◆ Problem description ◆
Print the records below word for word, but leave out the pictures.

◆ Listing ◆
((
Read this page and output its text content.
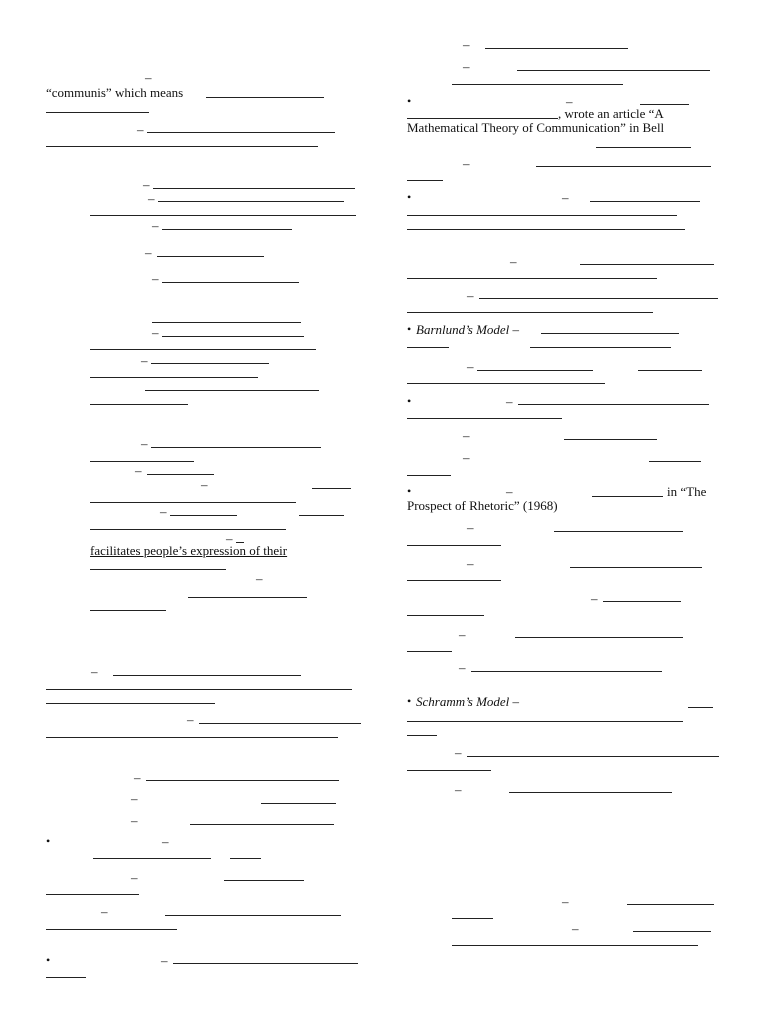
–
“communis” which means
–
–
–
–
–
–
–
–
–
–
–
–
–
facilitates people’s expression of their
–
–
–
–
–
–
•	–
–
–
•	–
–
–
•	–
, wrote an article “A
Mathematical Theory of Communication” in Bell
–
•	–
–
–
• Barnlund’s Model –
–
•	–
–
–
•	–	in “The
Prospect of Rhetoric” (1968)
–
–
–
–
–
• Schramm’s Model –
–
–
–
–
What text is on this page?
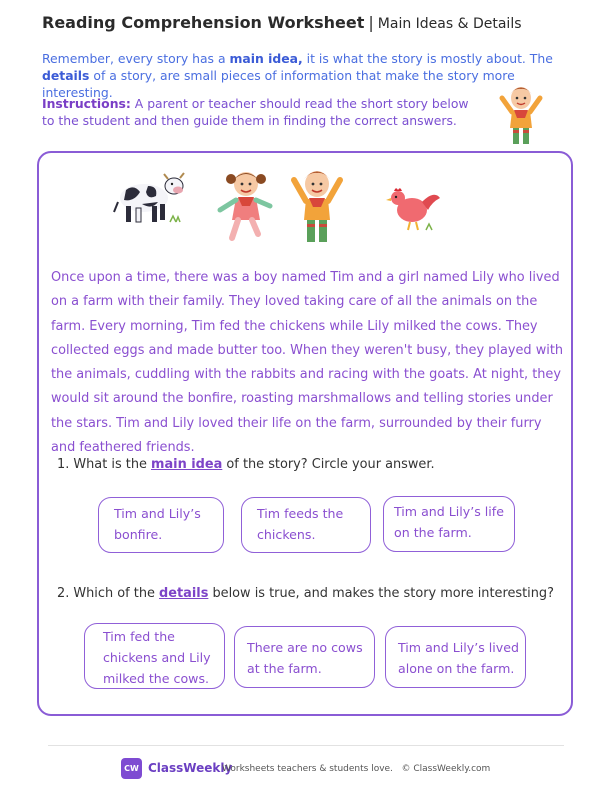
Reading Comprehension Worksheet | Main Ideas & Details
Remember, every story has a main idea, it is what the story is mostly about. The details of a story, are small pieces of information that make the story more interesting.
Instructions: A parent or teacher should read the short story below to the student and then guide them in finding the correct answers.
Once upon a time, there was a boy named Tim and a girl named Lily who lived on a farm with their family. They loved taking care of all the animals on the farm. Every morning, Tim fed the chickens while Lily milked the cows. They collected eggs and made butter too. When they weren't busy, they played with the animals, cuddling with the rabbits and racing with the goats. At night, they would sit around the bonfire, roasting marshmallows and telling stories under the stars. Tim and Lily loved their life on the farm, surrounded by their furry and feathered friends.
1. What is the main idea of the story? Circle your answer.
Tim and Lily’s bonfire.
Tim feeds the chickens.
Tim and Lily’s life on the farm.
2. Which of the details below is true, and makes the story more interesting?
Tim fed the chickens and Lily milked the cows.
There are no cows at the farm.
Tim and Lily’s lived alone on the farm.
CW ClassWeekly
Worksheets teachers & students love.   © ClassWeekly.com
))
◆ Expected answer ◆
Read this page and output its text content.
–
“communis” which means
–
–
–
–
–
–
–
–
–
–
–
–
–
facilitates people’s expression of their
–
–
–
–
–
–
•	–
–
–
•	–
–
–
•	–
, wrote an article “A
Mathematical Theory of Communication” in Bell
–
•	–
–
–
• Barnlund’s Model –
–
•	–
–
–
•	–	in “The
Prospect of Rhetoric” (1968)
–
–
–
–
–
• Schramm’s Model –
–
–
–
–
What text is on this page?
Reading Comprehension Worksheet | Main Ideas & Details
Remember, every story has a main idea, it is what the story is mostly about. The details of a story, are small pieces of information that make the story more interesting.
Instructions: A parent or teacher should read the short story below to the student and then guide them in finding the correct answers.
Once upon a time, there was a boy named Tim and a girl named Lily who lived on a farm with their family. They loved taking care of all the animals on the farm. Every morning, Tim fed the chickens while Lily milked the cows. They collected eggs and made butter too. When they weren't busy, they played with the animals, cuddling with the rabbits and racing with the goats. At night, they would sit around the bonfire, roasting marshmallows and telling stories under the stars. Tim and Lily loved their life on the farm, surrounded by their furry and feathered friends.
1. What is the main idea of the story? Circle your answer.
Tim and Lily’s bonfire.
Tim feeds the chickens.
Tim and Lily’s life on the farm.
2. Which of the details below is true, and makes the story more interesting?
Tim fed the chickens and Lily milked the cows.
There are no cows at the farm.
Tim and Lily’s lived alone on the farm.
CW ClassWeekly
Worksheets teachers & students love.   © ClassWeekly.com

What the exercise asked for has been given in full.